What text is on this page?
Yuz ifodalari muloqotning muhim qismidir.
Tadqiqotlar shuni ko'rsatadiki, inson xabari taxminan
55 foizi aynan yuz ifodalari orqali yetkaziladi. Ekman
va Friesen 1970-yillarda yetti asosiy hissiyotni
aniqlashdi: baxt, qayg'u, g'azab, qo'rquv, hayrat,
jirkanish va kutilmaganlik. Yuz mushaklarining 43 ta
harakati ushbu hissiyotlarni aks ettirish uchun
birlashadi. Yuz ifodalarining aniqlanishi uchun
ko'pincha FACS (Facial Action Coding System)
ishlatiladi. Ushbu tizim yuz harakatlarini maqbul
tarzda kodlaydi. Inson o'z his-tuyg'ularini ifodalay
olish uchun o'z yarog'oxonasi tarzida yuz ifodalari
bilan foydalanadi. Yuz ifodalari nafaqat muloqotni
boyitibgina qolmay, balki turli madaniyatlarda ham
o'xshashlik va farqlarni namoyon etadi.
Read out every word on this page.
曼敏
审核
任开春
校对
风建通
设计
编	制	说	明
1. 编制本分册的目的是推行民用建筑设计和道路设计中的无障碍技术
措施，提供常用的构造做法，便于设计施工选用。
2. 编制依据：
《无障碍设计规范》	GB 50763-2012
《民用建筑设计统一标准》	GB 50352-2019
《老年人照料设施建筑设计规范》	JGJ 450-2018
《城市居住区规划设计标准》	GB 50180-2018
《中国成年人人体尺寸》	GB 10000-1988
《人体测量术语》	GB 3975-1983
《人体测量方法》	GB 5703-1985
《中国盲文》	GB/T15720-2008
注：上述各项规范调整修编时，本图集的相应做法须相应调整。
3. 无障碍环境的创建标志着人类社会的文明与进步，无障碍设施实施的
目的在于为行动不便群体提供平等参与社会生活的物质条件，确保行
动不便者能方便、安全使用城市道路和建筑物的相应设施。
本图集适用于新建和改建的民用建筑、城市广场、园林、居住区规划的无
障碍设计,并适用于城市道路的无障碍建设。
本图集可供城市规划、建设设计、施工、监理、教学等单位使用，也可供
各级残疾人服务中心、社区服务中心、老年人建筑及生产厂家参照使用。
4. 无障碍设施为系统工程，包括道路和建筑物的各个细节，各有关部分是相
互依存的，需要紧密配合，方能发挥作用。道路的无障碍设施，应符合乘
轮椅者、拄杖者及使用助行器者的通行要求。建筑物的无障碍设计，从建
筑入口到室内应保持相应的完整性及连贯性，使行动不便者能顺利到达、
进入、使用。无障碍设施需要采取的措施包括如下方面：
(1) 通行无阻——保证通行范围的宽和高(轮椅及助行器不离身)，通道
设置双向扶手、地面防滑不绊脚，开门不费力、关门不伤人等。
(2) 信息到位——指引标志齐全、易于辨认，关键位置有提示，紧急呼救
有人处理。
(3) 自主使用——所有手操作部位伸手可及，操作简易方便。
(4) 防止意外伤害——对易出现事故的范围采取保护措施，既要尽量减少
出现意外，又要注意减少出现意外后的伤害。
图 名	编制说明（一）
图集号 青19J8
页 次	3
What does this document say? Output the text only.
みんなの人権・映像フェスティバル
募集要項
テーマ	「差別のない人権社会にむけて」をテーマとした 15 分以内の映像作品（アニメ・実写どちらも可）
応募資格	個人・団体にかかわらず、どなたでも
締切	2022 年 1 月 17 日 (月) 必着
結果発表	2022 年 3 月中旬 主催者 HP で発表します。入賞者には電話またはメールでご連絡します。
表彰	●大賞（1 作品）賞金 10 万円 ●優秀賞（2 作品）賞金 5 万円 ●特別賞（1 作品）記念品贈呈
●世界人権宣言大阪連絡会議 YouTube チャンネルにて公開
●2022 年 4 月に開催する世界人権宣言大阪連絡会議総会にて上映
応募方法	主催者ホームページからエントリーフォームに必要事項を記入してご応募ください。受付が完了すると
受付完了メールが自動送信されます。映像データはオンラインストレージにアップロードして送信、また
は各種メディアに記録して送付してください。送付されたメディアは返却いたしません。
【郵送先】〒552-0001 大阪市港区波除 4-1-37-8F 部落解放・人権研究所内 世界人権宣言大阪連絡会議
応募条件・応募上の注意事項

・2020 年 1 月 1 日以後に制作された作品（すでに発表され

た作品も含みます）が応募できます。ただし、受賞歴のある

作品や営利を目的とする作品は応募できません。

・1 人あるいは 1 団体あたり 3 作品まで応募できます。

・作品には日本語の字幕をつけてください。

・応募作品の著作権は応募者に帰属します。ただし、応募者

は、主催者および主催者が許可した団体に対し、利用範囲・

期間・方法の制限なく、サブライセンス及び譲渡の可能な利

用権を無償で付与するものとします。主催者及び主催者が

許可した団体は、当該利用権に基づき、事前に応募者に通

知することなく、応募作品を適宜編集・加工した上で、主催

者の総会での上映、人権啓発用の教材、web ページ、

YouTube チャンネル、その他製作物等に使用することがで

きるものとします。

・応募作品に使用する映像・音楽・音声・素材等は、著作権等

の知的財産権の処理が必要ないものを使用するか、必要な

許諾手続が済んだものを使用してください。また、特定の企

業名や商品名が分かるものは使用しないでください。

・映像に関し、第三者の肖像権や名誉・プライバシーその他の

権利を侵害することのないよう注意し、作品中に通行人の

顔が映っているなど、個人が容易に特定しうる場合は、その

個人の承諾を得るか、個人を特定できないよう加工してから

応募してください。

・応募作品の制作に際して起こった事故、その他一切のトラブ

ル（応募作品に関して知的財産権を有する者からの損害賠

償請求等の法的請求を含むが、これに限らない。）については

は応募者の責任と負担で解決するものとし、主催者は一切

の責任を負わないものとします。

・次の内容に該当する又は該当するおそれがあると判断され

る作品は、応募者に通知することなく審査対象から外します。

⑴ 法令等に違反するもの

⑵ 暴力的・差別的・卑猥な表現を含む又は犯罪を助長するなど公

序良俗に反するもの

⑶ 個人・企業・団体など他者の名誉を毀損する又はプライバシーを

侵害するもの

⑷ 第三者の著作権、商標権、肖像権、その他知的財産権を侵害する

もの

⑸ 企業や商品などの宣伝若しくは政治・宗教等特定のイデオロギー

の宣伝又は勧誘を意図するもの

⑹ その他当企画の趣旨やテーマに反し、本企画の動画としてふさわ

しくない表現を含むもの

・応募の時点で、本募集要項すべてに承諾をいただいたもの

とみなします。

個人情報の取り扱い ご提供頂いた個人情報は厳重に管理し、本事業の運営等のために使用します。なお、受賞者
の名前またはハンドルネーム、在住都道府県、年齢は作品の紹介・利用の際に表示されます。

+===+

▶ Objective
Return the entries in full, keeping every line exactly as it is.

▶ Exercise result
What text is on this page?
Yuz ifodalari muloqotning muhim qismidir.
Tadqiqotlar shuni ko'rsatadiki, inson xabari taxminan
55 foizi aynan yuz ifodalari orqali yetkaziladi. Ekman
va Friesen 1970-yillarda yetti asosiy hissiyotni
aniqlashdi: baxt, qayg'u, g'azab, qo'rquv, hayrat,
jirkanish va kutilmaganlik. Yuz mushaklarining 43 ta
harakati ushbu hissiyotlarni aks ettirish uchun
birlashadi. Yuz ifodalarining aniqlanishi uchun
ko'pincha FACS (Facial Action Coding System)
ishlatiladi. Ushbu tizim yuz harakatlarini maqbul
tarzda kodlaydi. Inson o'z his-tuyg'ularini ifodalay
olish uchun o'z yarog'oxonasi tarzida yuz ifodalari
bilan foydalanadi. Yuz ifodalari nafaqat muloqotni
boyitibgina qolmay, balki turli madaniyatlarda ham
o'xshashlik va farqlarni namoyon etadi.
Read out every word on this page.
曼敏
审核
任开春
校对
风建通
设计
编	制	说	明
1. 编制本分册的目的是推行民用建筑设计和道路设计中的无障碍技术
措施，提供常用的构造做法，便于设计施工选用。
2. 编制依据：
《无障碍设计规范》	GB 50763-2012
《民用建筑设计统一标准》	GB 50352-2019
《老年人照料设施建筑设计规范》	JGJ 450-2018
《城市居住区规划设计标准》	GB 50180-2018
《中国成年人人体尺寸》	GB 10000-1988
《人体测量术语》	GB 3975-1983
《人体测量方法》	GB 5703-1985
《中国盲文》	GB/T15720-2008
注：上述各项规范调整修编时，本图集的相应做法须相应调整。
3. 无障碍环境的创建标志着人类社会的文明与进步，无障碍设施实施的
目的在于为行动不便群体提供平等参与社会生活的物质条件，确保行
动不便者能方便、安全使用城市道路和建筑物的相应设施。
本图集适用于新建和改建的民用建筑、城市广场、园林、居住区规划的无
障碍设计,并适用于城市道路的无障碍建设。
本图集可供城市规划、建设设计、施工、监理、教学等单位使用，也可供
各级残疾人服务中心、社区服务中心、老年人建筑及生产厂家参照使用。
4. 无障碍设施为系统工程，包括道路和建筑物的各个细节，各有关部分是相
互依存的，需要紧密配合，方能发挥作用。道路的无障碍设施，应符合乘
轮椅者、拄杖者及使用助行器者的通行要求。建筑物的无障碍设计，从建
筑入口到室内应保持相应的完整性及连贯性，使行动不便者能顺利到达、
进入、使用。无障碍设施需要采取的措施包括如下方面：
(1) 通行无阻——保证通行范围的宽和高(轮椅及助行器不离身)，通道
设置双向扶手、地面防滑不绊脚，开门不费力、关门不伤人等。
(2) 信息到位——指引标志齐全、易于辨认，关键位置有提示，紧急呼救
有人处理。
(3) 自主使用——所有手操作部位伸手可及，操作简易方便。
(4) 防止意外伤害——对易出现事故的范围采取保护措施，既要尽量减少
出现意外，又要注意减少出现意外后的伤害。
图 名	编制说明（一）
图集号 青19J8
页 次	3
What does this document say? Output the text only.
みんなの人権・映像フェスティバル
募集要項
テーマ	「差別のない人権社会にむけて」をテーマとした 15 分以内の映像作品（アニメ・実写どちらも可）
応募資格	個人・団体にかかわらず、どなたでも
締切	2022 年 1 月 17 日 (月) 必着
結果発表	2022 年 3 月中旬 主催者 HP で発表します。入賞者には電話またはメールでご連絡します。
表彰	●大賞（1 作品）賞金 10 万円 ●優秀賞（2 作品）賞金 5 万円 ●特別賞（1 作品）記念品贈呈
●世界人権宣言大阪連絡会議 YouTube チャンネルにて公開
●2022 年 4 月に開催する世界人権宣言大阪連絡会議総会にて上映
応募方法	主催者ホームページからエントリーフォームに必要事項を記入してご応募ください。受付が完了すると
受付完了メールが自動送信されます。映像データはオンラインストレージにアップロードして送信、また
は各種メディアに記録して送付してください。送付されたメディアは返却いたしません。
【郵送先】〒552-0001 大阪市港区波除 4-1-37-8F 部落解放・人権研究所内 世界人権宣言大阪連絡会議
応募条件・応募上の注意事項

・2020 年 1 月 1 日以後に制作された作品（すでに発表され

た作品も含みます）が応募できます。ただし、受賞歴のある

作品や営利を目的とする作品は応募できません。

・1 人あるいは 1 団体あたり 3 作品まで応募できます。

・作品には日本語の字幕をつけてください。

・応募作品の著作権は応募者に帰属します。ただし、応募者

は、主催者および主催者が許可した団体に対し、利用範囲・

期間・方法の制限なく、サブライセンス及び譲渡の可能な利

用権を無償で付与するものとします。主催者及び主催者が

許可した団体は、当該利用権に基づき、事前に応募者に通

知することなく、応募作品を適宜編集・加工した上で、主催

者の総会での上映、人権啓発用の教材、web ページ、

YouTube チャンネル、その他製作物等に使用することがで

きるものとします。

・応募作品に使用する映像・音楽・音声・素材等は、著作権等

の知的財産権の処理が必要ないものを使用するか、必要な

許諾手続が済んだものを使用してください。また、特定の企

業名や商品名が分かるものは使用しないでください。

・映像に関し、第三者の肖像権や名誉・プライバシーその他の

権利を侵害することのないよう注意し、作品中に通行人の

顔が映っているなど、個人が容易に特定しうる場合は、その

個人の承諾を得るか、個人を特定できないよう加工してから

応募してください。

・応募作品の制作に際して起こった事故、その他一切のトラブ

ル（応募作品に関して知的財産権を有する者からの損害賠

償請求等の法的請求を含むが、これに限らない。）については

は応募者の責任と負担で解決するものとし、主催者は一切

の責任を負わないものとします。

・次の内容に該当する又は該当するおそれがあると判断され

る作品は、応募者に通知することなく審査対象から外します。

⑴ 法令等に違反するもの

⑵ 暴力的・差別的・卑猥な表現を含む又は犯罪を助長するなど公

序良俗に反するもの

⑶ 個人・企業・団体など他者の名誉を毀損する又はプライバシーを

侵害するもの

⑷ 第三者の著作権、商標権、肖像権、その他知的財産権を侵害する

もの

⑸ 企業や商品などの宣伝若しくは政治・宗教等特定のイデオロギー

の宣伝又は勧誘を意図するもの

⑹ その他当企画の趣旨やテーマに反し、本企画の動画としてふさわ

しくない表現を含むもの

・応募の時点で、本募集要項すべてに承諾をいただいたもの

とみなします。

個人情報の取り扱い ご提供頂いた個人情報は厳重に管理し、本事業の運営等のために使用します。なお、受賞者
の名前またはハンドルネーム、在住都道府県、年齢は作品の紹介・利用の際に表示されます。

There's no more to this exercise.